* **TUGAS 1**:
Tentukan apakah setiap pernyataan berikut sesuai dengan catatan tentang CD Becoming Dew di bawah ini: (a) Hendiarto membawa dua puluh CD ke London; (b) CD tersebut diputar di BBC, tempat Liston bekerja; (c) album Becoming Dew memuat musikalisasi sepuluh sajak. Jawab ya atau tidak, lalu kutip kata-kata penentunya dari catatan itu.
* **TUGAS 2**:
Teruskan catatan tentang CD Becoming Dew mulai dari kalimat terakhirnya.
##### KUTIPAN TERPILIH
Wednesday, May 16, 2007

becoming dew tiba di London

Pada suatu hari, Hendiarto --teman kami-- berangkat ke London. Yes, Hendiarto of Etnobook & Etnogallery. Bersamanya, ia bawa dua puluh cd :becoming dew. Sesampai di sana, cd dibagikan kepada banyak teman. Salah satunya kepada Liston.

".......dari tepi sungai Thames, di resto depan Tate Gallery, sambil makan
siang dengan Guiness+Heineken, aku dan Liston berangan tentang sukses
karir A+R...., ah semoga itu bisa diwujudkan... "[Hnd]
-- Hendi, aku tahu restoran itu: bir-nya memang melimpah, dan sup labunya yang hangat, luarbiasa! Berjalan sedikit, dan kau akan sampai di Millenium Bridge. Betul?

Pertemuannya dengan Liston tak berhenti pada makan siang. CD kami masuk tas Liston, lalu diputar di BBC, tempat Liston bekerja. Suatu sore, ketika perut sedang sangat tidak bersahabat, Liston menelepon. Kami mengobrol tentang pembuatan album, tentang lagu, tentang puisi. Banyak. Dan inilah hasilnya. Anda bisa klik ke www.bbcindonesia.com atau mencoba link yang terpasang, atau membaca yang tertulis di sini.

12 sajak di Becoming Dew
Becoming Dew
Musikalisasi 12 sajak Sapardi Djoko Damono
Sajak-sajak Sapardi Djoko Damono sudah berulang kali digubah ke dalam lagu, dan Ari Reda juga bukan pertama kalinya terlibat.
##########
##### DATA YANG DITAMPILKAN
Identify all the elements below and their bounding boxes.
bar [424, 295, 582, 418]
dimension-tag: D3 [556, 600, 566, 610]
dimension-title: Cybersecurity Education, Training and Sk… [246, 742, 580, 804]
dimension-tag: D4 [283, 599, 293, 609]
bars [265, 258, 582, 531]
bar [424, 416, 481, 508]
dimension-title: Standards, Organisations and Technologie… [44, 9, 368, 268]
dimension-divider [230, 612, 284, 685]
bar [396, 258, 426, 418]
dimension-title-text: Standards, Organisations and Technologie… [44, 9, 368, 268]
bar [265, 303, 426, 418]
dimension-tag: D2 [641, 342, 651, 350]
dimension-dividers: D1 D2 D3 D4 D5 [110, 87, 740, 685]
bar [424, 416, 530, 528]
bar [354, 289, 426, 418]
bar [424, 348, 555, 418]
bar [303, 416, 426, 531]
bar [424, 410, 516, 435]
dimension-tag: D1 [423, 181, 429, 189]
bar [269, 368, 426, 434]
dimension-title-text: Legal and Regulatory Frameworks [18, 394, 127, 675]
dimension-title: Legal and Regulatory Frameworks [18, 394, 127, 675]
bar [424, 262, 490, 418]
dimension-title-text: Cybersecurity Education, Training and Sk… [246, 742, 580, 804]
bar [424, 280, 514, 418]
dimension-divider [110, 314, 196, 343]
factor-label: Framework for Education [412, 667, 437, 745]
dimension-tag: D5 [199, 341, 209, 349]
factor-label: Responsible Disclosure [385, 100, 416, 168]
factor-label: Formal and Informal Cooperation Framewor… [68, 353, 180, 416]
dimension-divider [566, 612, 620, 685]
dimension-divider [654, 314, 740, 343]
##########
* **JAWABAN 1**:
(a) Ya: "Bersamanya, ia bawa dua puluh cd :becoming dew."
(b) Ya: "lalu diputar di BBC, tempat Liston bekerja."
(c) Tidak: "Musikalisasi 12 sajak Sapardi Djoko Damono"

* **JAWABAN 2**:
Namun Becoming Dew yang berisi 12 sajak Sapardi Djoko Damono, merupakan album komersial pertama Ari Reda.

Menurut Reda, yang sebelumnya pernah menjadi penyanyi sekaligus produser dalam musikalisasi puisi Gadis Kecil, kali ini musiknya lebih sederhana dengan petikan gitar Ari Malibu.

"Mungkin karena musiknya sederhana, sajak-sajaknya jadi lebih keluar," kata Reda kepada BBC Siaran Indonesia.

Reda juga merasa bahwa kali ini dia bisa tampil lebih santai karena sebelumnya dia lebih direpotkan oleh urusan-urusan tehnis.

Walau album Becoming Dew amat khas, namun Reda melihat ada pasar baru yang sebelumnya tidak ada.

"Penggemar kami mahasiswa dan juga eksekutif muda yang sebelumnya tidak mengenal Ari Reda," tambahnya.

Saya pernah mencoba irama rock untuk Lima Sajak Empat Seuntai, tapi Pak Sapardi tak suka
Ari Malibu

Ari Malibu dan Ari Gaudiamo pertama kali bertemu dan menyanyi pada tahun 1982, namun lebih banyak di lingkungan kampus Universitas Indonesia.

Seluruh sajak-sajak dalam Becoming Dew digubah oleh beberapa orang, antara lain AGS Aryadipayana, Budiman Hakim, maupun Ari Malibu dan Reda Gaudiamo sendiri.

Irama melankoli mendominasi album ini dan menurut Ari Malibu memang irama itulah yang cocok untuk sajak Sapardi.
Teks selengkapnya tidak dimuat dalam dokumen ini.